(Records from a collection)

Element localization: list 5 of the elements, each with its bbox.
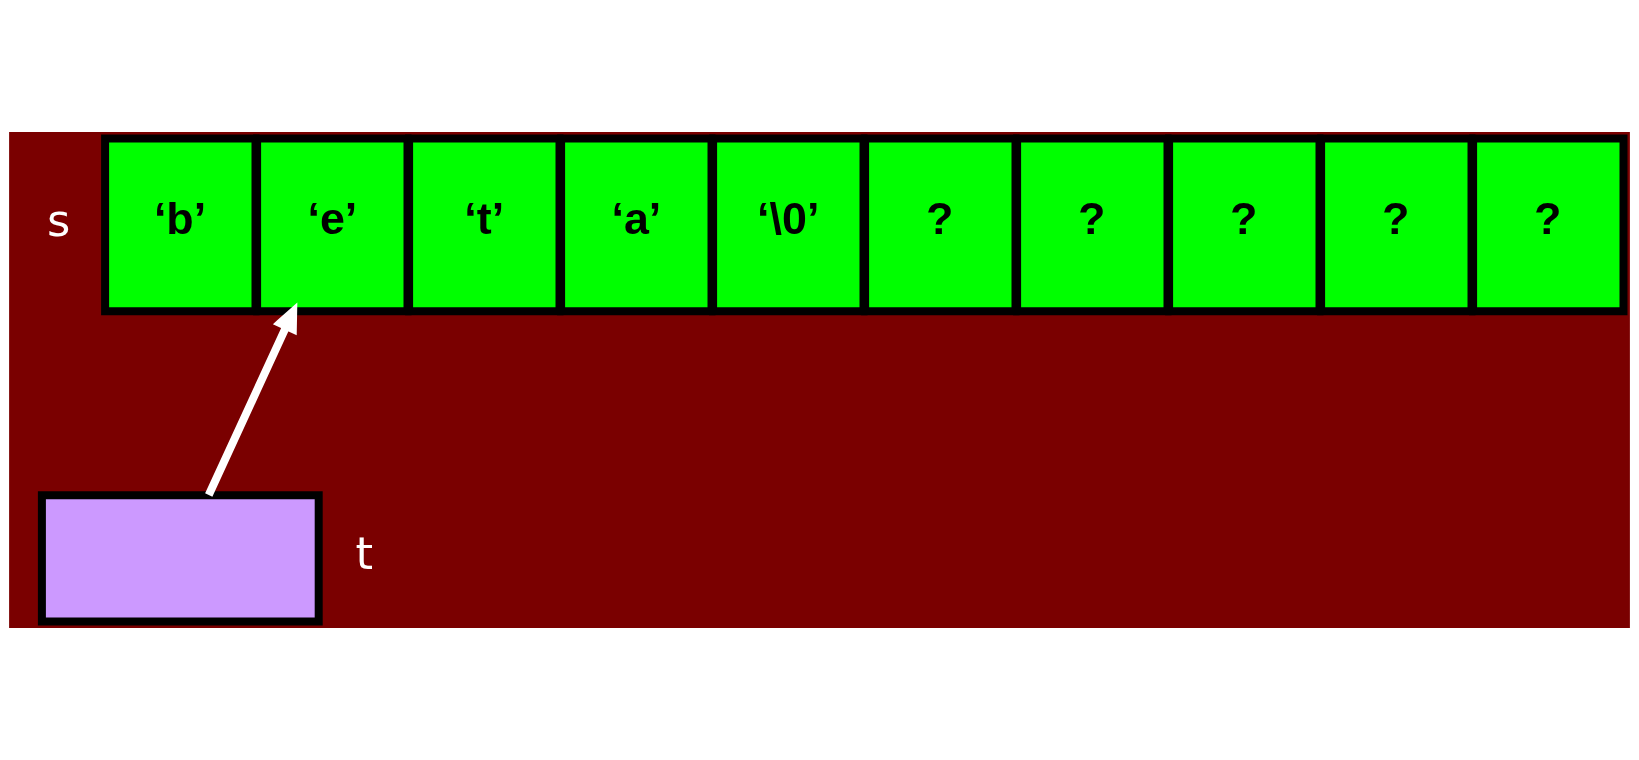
node-label: t xyxy=(355,527,374,581)
node-box: ? xyxy=(1469,134,1628,316)
arrow xyxy=(205,302,298,497)
node-box xyxy=(37,491,323,626)
label: s xyxy=(47,193,71,247)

_What is needed_
Substitute "bounding box" for "bbox" in every row above, changing nothing else, and leave the pictures out of your answer.

_Result of the exercise_
Element localization: list 5 of the elements, each with its bounding box.
node-label: t xyxy=(355,527,374,581)
node-box: ? xyxy=(1469,134,1628,316)
arrow xyxy=(205,302,298,497)
node-box xyxy=(37,491,323,626)
label: s xyxy=(47,193,71,247)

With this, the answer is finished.